# [Aim]
Exactly reproduce the lines from the one holding "What text is on this page?" through the final line of the listing below, with both ends included and nothing else.

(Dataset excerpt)

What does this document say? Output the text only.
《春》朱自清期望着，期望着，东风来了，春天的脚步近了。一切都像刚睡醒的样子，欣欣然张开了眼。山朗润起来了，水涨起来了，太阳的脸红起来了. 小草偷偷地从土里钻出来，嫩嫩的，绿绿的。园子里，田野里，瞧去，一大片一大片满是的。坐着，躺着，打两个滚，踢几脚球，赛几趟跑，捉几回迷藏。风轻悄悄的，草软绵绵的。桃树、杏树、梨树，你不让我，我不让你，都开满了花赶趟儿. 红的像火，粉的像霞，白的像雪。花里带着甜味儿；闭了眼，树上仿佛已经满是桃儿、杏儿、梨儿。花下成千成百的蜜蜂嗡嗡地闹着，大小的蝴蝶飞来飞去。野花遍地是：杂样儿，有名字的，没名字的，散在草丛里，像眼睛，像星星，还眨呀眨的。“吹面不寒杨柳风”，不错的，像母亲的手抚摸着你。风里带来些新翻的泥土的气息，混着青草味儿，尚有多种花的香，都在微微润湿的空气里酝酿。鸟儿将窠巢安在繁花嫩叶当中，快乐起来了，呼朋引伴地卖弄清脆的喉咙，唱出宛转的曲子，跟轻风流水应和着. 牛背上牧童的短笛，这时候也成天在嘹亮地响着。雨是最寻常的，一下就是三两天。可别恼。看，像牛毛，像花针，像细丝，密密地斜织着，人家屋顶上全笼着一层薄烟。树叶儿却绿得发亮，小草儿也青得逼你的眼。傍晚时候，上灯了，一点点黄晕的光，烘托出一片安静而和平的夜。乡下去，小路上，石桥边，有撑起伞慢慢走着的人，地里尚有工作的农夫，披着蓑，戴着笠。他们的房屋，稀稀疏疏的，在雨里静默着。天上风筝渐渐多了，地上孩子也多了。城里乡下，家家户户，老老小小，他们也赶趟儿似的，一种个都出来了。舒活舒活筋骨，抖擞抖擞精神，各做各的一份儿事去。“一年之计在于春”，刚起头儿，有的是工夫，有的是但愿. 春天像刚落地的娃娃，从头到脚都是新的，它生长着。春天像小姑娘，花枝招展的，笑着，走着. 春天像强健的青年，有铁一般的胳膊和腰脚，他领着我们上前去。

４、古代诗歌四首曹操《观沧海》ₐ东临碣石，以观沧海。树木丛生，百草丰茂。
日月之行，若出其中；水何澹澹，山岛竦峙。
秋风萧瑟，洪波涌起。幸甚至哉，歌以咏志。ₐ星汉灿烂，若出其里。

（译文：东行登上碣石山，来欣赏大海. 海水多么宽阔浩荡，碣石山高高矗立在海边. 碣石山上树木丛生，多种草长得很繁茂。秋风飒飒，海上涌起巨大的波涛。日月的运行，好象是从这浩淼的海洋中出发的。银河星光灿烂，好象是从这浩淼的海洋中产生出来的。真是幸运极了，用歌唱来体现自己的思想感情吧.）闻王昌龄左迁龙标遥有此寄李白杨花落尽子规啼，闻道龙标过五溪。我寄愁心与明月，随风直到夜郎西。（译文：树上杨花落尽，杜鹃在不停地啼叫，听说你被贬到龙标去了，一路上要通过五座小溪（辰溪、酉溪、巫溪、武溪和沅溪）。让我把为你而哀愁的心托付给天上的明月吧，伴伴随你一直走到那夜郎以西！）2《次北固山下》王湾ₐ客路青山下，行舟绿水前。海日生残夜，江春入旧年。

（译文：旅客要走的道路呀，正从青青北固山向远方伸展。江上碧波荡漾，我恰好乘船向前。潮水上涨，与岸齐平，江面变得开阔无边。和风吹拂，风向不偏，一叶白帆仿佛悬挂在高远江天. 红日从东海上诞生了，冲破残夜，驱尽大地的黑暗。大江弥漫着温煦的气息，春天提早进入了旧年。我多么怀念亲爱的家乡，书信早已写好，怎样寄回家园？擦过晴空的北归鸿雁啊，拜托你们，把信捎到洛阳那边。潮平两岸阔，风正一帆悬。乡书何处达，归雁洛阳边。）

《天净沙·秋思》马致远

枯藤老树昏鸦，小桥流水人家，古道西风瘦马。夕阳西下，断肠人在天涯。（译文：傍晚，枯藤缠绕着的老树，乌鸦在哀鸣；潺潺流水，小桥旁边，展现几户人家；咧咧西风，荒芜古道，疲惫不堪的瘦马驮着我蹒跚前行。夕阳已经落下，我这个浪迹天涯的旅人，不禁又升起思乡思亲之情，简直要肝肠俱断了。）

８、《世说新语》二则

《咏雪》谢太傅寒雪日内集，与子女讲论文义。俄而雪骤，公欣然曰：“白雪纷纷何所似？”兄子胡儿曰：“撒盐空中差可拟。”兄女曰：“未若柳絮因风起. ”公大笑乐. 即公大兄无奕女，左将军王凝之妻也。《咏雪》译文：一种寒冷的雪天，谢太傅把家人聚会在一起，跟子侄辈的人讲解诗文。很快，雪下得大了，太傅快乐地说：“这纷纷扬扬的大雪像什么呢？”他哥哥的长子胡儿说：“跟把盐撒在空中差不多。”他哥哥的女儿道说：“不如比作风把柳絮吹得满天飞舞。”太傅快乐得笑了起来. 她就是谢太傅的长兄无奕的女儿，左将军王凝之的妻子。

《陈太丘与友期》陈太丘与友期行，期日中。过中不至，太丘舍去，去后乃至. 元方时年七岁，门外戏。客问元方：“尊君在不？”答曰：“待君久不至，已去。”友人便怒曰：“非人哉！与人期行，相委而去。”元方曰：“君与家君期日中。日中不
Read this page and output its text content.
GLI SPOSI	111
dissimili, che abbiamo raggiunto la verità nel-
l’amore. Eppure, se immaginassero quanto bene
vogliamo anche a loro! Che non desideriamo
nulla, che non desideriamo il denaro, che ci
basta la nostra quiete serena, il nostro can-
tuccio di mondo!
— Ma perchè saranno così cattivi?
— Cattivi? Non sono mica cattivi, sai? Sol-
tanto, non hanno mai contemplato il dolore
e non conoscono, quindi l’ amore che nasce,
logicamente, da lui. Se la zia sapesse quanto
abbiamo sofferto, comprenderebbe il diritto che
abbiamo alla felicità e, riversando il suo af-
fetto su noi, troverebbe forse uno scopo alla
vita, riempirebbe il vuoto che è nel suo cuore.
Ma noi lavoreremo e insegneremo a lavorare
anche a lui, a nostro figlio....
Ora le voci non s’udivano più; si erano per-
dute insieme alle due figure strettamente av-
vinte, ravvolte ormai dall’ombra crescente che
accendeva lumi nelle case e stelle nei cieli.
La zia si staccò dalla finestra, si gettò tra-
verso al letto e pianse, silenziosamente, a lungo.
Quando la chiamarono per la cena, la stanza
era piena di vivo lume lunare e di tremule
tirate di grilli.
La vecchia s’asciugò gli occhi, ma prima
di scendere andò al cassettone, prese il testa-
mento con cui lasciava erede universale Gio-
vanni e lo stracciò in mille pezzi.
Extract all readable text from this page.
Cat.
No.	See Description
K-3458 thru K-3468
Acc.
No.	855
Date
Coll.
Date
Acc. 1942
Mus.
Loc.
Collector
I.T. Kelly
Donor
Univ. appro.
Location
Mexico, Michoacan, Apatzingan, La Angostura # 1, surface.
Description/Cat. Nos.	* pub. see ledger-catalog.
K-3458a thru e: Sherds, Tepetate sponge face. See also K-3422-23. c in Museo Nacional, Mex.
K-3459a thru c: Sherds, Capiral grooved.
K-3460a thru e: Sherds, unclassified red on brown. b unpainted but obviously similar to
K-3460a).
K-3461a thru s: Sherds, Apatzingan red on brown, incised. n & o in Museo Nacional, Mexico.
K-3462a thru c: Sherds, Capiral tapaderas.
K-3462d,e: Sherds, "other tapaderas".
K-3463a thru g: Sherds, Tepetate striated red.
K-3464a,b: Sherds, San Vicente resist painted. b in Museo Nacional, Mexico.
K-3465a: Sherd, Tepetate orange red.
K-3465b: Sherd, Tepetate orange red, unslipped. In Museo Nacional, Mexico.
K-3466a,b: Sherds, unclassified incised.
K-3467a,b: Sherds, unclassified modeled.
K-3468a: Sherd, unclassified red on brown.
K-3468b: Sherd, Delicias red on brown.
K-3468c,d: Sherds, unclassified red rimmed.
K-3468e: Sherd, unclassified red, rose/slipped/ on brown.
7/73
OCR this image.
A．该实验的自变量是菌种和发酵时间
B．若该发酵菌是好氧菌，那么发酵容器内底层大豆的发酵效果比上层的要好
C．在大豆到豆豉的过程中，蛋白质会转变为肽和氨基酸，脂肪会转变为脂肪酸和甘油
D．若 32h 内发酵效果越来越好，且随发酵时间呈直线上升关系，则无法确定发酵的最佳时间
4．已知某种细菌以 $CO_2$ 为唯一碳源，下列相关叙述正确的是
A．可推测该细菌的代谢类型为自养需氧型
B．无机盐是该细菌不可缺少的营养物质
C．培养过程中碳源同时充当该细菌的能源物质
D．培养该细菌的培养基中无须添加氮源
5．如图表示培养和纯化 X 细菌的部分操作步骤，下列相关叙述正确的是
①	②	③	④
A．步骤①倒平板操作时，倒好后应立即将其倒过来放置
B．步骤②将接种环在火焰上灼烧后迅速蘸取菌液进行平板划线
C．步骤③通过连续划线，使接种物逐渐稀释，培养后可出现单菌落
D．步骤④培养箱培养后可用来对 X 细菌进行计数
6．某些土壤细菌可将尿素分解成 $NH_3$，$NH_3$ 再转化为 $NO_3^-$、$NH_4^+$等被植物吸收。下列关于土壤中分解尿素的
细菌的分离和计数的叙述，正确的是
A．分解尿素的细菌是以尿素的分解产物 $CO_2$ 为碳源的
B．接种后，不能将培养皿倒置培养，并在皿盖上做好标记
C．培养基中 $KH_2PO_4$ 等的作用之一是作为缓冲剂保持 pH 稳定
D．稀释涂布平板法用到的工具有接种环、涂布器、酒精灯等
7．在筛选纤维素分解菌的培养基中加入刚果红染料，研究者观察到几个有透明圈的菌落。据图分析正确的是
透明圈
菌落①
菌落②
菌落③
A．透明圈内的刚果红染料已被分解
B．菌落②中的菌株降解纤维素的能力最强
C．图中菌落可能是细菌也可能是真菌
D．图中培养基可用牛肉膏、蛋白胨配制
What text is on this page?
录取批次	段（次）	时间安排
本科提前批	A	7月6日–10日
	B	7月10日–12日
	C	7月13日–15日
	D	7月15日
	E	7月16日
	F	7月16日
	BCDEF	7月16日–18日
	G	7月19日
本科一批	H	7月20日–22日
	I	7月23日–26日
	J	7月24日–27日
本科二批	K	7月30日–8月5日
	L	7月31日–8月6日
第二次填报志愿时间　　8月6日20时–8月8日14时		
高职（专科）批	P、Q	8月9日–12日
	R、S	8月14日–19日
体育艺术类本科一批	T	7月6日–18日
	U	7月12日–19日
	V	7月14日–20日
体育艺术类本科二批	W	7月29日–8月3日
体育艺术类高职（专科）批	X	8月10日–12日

# [The response]
What text is on this page?
录取批次	段（次）	时间安排
本科提前批	A	7月6日–10日
	B	7月10日–12日
	C	7月13日–15日
	D	7月15日
	E	7月16日
	F	7月16日
	BCDEF	7月16日–18日
	G	7月19日
本科一批	H	7月20日–22日
	I	7月23日–26日
	J	7月24日–27日
本科二批	K	7月30日–8月5日
	L	7月31日–8月6日
第二次填报志愿时间　　8月6日20时–8月8日14时		
高职（专科）批	P、Q	8月9日–12日
	R、S	8月14日–19日
体育艺术类本科一批	T	7月6日–18日
	U	7月12日–19日
	V	7月14日–20日
体育艺术类本科二批	W	7月29日–8月3日
体育艺术类高职（专科）批	X	8月10日–12日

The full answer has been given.